• _EXERCISE INSTRUCTIONS_
Check each line of the records below for the string "value", then state how many lines contain it, with no other output.

─── SUPPLIED MATERIAL

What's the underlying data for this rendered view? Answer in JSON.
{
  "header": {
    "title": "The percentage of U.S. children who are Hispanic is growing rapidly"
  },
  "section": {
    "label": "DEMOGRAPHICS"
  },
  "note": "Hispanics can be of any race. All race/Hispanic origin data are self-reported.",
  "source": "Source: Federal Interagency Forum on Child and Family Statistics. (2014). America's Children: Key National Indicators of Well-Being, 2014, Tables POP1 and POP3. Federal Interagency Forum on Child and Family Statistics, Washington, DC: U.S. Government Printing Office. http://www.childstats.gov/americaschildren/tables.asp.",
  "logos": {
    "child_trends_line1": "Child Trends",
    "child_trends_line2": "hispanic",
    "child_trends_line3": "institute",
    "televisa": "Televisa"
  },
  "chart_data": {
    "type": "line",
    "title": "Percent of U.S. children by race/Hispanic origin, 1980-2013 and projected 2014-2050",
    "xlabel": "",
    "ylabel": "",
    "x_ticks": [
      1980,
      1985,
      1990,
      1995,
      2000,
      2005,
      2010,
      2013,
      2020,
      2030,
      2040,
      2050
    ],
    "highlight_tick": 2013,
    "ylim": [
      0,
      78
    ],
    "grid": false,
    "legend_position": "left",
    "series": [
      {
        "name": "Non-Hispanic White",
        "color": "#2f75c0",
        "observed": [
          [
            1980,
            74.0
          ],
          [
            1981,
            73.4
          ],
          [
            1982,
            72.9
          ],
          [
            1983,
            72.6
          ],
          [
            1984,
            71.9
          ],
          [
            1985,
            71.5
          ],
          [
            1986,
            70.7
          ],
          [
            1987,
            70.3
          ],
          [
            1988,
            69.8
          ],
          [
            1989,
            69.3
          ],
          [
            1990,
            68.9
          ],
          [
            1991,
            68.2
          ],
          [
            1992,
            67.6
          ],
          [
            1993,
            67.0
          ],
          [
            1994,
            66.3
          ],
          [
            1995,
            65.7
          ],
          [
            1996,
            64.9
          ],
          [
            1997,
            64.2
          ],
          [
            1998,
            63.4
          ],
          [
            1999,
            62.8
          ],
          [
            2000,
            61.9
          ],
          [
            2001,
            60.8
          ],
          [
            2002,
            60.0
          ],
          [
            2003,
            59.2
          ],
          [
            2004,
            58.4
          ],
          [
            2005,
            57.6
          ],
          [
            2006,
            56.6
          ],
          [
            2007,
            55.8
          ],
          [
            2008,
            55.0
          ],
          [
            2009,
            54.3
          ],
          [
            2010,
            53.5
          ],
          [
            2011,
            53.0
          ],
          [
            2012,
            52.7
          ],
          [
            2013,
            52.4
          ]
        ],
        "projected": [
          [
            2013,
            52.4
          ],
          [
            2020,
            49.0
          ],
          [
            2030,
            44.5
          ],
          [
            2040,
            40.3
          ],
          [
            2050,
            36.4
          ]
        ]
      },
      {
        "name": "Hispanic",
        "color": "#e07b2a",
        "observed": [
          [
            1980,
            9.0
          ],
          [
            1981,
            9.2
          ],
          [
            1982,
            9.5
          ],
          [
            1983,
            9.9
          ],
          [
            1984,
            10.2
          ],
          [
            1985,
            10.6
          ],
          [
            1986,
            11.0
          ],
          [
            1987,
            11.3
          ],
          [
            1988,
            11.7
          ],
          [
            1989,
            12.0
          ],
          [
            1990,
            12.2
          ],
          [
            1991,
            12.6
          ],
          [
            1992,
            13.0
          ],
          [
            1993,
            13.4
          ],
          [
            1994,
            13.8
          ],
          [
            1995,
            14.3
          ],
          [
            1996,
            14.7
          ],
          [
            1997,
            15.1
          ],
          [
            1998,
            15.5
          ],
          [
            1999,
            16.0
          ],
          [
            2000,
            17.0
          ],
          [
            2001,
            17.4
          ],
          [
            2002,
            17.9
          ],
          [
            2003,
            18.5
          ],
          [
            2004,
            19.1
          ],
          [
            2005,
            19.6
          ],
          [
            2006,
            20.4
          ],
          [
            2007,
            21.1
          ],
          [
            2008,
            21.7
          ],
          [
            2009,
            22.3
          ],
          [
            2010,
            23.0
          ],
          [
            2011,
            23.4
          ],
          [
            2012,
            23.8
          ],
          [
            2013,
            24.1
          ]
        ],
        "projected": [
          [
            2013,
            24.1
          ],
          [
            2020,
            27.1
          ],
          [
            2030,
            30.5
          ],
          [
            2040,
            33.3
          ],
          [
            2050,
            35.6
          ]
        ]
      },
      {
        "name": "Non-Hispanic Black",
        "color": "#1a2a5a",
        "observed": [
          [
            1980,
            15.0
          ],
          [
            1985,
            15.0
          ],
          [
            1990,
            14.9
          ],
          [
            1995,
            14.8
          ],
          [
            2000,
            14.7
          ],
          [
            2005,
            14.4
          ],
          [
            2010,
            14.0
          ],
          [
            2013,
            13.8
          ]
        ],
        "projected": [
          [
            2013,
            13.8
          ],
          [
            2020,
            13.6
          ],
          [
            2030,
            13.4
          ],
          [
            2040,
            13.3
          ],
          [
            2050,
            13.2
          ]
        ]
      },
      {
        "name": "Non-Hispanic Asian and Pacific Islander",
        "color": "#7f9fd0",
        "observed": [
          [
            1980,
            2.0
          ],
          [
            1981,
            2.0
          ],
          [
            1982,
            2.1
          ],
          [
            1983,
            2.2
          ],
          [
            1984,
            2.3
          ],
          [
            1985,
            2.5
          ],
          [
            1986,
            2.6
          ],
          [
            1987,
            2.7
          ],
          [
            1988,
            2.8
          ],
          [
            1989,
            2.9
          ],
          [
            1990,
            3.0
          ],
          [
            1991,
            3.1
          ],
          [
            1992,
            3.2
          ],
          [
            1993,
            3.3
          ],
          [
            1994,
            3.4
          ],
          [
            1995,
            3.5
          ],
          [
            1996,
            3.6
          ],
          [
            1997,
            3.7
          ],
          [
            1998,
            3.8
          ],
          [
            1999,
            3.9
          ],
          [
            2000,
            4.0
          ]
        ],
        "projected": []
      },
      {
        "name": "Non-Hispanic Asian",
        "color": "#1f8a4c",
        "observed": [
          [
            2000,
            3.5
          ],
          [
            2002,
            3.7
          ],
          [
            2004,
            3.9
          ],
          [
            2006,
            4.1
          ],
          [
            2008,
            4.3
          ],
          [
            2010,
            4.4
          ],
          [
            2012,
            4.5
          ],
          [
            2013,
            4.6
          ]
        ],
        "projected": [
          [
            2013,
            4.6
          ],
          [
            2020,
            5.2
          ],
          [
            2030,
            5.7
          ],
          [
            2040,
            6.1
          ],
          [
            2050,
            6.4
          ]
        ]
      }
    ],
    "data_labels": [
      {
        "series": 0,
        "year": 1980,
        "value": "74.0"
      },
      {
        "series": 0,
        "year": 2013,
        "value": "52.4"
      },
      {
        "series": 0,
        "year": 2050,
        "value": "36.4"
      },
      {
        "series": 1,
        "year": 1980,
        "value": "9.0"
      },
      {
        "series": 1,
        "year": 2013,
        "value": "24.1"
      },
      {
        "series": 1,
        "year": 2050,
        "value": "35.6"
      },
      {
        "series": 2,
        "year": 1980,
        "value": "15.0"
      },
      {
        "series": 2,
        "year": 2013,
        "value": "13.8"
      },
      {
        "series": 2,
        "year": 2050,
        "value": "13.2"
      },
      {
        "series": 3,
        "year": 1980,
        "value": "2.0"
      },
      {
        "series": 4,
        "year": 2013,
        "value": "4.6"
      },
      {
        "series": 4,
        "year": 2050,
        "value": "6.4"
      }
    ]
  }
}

──────

• _OUTPUT OF THE TASK_
12